DATA LISTING -
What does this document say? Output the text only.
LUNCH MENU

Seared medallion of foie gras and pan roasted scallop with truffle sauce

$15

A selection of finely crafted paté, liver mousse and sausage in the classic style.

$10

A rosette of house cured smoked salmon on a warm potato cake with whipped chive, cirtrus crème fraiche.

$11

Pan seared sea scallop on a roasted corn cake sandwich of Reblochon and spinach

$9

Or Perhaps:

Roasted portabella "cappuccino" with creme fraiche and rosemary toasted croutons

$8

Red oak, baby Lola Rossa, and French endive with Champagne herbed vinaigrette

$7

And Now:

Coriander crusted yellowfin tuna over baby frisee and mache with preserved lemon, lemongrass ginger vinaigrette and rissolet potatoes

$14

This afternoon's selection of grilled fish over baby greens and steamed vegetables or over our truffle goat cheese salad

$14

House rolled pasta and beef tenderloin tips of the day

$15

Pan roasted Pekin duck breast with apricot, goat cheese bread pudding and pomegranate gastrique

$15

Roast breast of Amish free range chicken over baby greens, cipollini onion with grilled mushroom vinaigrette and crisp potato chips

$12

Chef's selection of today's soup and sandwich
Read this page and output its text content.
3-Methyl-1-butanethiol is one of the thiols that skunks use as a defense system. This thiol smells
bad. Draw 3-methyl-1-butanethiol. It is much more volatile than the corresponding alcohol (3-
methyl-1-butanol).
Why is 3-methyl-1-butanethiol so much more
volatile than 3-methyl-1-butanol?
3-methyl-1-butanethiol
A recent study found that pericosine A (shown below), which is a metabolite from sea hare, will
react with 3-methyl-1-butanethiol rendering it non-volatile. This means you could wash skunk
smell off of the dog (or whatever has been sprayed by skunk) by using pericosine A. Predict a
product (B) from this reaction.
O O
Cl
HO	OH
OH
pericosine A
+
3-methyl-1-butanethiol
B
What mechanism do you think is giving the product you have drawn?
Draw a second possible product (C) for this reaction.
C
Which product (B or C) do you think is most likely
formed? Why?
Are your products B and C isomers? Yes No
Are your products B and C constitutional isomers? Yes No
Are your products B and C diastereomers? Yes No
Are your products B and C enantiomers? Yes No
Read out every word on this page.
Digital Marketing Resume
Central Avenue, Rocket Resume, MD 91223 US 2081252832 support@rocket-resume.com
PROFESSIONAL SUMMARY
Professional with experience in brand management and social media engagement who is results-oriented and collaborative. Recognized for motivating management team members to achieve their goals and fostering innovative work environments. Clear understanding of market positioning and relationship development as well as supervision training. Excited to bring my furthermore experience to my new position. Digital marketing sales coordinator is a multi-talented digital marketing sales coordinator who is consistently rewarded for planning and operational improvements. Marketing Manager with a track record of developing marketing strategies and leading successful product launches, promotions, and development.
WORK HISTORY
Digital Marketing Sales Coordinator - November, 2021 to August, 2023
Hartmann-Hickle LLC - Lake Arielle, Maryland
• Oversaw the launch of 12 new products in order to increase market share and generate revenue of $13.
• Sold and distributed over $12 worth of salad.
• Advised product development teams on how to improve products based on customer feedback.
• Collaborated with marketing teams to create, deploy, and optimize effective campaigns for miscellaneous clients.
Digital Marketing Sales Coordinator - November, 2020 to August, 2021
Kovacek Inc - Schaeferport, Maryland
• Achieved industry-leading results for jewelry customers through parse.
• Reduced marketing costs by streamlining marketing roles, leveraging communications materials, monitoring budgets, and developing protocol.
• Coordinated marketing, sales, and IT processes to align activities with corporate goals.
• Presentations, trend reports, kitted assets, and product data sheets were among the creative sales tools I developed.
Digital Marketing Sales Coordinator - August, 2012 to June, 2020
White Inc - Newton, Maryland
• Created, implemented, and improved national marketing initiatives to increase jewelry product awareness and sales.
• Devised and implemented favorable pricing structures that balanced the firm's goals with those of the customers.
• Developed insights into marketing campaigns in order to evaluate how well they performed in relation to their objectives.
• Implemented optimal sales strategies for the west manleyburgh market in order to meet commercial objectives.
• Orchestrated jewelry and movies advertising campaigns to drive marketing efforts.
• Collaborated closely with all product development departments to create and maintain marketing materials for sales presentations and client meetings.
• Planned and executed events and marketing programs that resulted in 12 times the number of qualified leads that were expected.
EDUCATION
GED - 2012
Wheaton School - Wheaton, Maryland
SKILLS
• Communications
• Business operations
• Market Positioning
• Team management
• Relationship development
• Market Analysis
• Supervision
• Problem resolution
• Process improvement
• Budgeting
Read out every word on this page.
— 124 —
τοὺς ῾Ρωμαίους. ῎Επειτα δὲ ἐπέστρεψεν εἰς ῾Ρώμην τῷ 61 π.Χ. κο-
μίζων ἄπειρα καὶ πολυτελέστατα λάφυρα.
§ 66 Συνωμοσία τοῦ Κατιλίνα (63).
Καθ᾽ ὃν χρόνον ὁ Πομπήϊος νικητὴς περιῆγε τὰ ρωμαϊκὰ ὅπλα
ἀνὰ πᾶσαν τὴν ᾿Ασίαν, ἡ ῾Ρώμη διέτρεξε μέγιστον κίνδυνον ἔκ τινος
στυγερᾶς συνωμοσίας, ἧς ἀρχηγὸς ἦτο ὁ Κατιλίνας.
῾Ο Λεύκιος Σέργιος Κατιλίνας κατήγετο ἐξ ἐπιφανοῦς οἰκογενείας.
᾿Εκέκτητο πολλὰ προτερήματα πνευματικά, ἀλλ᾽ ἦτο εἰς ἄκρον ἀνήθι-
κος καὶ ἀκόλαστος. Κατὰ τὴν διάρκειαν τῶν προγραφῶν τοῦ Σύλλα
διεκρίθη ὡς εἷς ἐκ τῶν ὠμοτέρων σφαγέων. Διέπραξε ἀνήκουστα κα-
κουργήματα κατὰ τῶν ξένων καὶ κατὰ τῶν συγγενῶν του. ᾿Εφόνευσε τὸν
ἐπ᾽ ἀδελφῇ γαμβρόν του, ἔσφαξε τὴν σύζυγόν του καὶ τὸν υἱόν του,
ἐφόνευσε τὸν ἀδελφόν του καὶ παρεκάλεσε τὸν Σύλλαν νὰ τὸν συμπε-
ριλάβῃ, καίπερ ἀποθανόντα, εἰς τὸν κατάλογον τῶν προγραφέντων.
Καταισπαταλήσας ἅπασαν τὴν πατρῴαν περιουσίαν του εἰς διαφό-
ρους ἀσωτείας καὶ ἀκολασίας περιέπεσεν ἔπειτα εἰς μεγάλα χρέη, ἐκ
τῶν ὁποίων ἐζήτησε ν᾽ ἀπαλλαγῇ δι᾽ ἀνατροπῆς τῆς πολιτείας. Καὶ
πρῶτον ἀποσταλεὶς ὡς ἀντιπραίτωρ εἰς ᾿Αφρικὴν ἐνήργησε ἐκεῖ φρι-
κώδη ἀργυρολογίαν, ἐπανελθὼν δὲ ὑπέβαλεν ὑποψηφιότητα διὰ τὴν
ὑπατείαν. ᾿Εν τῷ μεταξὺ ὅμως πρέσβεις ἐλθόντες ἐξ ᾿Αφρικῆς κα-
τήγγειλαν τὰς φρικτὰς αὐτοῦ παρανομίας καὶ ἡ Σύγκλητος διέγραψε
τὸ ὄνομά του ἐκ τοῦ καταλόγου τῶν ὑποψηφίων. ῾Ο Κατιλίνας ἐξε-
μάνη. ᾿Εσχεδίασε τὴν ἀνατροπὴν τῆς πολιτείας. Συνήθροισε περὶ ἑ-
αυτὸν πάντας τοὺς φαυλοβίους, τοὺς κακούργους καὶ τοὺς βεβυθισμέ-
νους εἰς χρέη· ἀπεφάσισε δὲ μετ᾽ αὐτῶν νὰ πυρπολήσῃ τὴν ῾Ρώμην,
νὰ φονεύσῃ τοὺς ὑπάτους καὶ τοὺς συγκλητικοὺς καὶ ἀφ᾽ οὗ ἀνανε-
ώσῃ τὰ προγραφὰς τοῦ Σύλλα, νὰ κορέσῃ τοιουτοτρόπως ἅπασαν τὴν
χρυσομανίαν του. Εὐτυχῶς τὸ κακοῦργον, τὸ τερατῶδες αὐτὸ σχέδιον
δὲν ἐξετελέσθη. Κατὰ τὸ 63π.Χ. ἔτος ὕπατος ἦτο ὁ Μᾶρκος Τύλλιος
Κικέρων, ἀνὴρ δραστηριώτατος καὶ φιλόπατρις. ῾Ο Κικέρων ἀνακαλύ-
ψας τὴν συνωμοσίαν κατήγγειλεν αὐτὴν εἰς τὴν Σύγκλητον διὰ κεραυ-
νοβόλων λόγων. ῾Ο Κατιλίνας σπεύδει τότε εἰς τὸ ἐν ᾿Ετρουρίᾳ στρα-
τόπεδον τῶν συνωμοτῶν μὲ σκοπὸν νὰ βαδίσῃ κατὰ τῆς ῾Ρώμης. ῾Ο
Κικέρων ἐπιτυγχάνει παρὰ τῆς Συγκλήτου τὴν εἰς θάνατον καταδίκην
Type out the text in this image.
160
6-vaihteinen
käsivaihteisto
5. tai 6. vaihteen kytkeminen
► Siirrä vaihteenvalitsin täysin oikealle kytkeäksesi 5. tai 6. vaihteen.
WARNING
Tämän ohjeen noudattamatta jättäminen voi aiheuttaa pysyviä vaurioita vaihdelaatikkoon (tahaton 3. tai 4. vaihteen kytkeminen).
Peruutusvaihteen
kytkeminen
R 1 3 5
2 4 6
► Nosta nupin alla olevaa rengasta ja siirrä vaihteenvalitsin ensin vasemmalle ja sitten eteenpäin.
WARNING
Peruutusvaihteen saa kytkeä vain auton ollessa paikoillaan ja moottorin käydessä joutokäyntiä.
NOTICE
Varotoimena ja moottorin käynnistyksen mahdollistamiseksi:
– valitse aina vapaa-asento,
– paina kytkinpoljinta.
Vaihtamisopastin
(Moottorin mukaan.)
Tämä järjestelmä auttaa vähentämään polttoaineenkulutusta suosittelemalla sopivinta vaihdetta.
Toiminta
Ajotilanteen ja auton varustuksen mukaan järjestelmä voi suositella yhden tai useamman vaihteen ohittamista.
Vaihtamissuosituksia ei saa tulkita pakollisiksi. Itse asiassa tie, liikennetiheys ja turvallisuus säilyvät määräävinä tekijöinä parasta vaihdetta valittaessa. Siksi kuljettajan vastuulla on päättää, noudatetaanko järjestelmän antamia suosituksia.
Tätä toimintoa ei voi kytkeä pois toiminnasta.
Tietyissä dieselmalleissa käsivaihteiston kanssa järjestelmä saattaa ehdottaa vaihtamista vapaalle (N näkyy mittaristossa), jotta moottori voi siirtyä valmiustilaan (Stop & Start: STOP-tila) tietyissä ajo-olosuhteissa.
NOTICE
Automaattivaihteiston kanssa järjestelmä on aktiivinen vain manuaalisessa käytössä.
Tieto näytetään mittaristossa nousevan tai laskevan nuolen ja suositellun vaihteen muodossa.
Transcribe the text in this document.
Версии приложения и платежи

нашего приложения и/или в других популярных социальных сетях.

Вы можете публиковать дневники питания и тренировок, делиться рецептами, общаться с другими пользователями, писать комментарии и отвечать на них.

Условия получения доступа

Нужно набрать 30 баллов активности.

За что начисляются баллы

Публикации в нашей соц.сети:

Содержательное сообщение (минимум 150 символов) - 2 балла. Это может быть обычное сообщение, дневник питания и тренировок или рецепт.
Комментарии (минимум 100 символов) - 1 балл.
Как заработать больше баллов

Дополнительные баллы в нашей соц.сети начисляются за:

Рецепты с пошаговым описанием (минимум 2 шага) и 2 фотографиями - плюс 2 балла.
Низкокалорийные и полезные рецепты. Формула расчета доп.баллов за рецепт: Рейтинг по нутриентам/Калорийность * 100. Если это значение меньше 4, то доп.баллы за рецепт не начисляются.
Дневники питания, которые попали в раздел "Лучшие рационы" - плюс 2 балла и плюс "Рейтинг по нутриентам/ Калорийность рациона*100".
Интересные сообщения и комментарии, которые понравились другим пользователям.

TASK STATEMENT - In the records above, locate each line with the word "баллы". Copy all such lines.

WORKED ANSWER -
За что начисляются баллы
Дополнительные баллы в нашей соц.сети начисляются за:
Низкокалорийные и полезные рецепты. Формула расчета доп.баллов за рецепт: Рейтинг по нутриентам/Калорийность * 100. Если это значение меньше 4, то доп.баллы за рецепт не начисляются.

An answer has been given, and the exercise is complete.